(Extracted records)

⁂

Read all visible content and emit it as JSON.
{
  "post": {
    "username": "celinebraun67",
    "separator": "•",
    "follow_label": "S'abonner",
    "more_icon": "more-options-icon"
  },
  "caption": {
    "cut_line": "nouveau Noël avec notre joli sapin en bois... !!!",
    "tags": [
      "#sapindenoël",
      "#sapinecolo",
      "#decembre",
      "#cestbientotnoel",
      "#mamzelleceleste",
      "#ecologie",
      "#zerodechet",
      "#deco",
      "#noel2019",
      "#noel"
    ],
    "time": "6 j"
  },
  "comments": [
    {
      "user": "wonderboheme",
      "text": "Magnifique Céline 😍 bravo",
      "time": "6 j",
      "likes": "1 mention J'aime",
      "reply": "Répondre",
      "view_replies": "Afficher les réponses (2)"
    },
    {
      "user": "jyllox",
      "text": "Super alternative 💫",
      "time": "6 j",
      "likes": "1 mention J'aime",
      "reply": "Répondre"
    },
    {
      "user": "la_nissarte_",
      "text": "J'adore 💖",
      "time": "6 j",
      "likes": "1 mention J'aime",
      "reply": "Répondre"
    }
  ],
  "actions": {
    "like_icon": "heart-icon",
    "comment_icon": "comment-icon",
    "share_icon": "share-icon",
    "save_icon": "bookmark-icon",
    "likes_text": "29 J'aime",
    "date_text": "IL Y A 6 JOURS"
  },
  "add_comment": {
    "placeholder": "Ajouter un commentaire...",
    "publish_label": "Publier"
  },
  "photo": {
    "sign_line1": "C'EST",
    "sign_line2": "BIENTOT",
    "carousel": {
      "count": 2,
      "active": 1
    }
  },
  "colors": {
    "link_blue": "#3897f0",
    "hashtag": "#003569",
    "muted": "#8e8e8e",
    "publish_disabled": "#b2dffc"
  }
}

⁂

* **Request**: Find how many lines in the listing contain the word "icon" and give that count alone.

* **Response to this task**: 5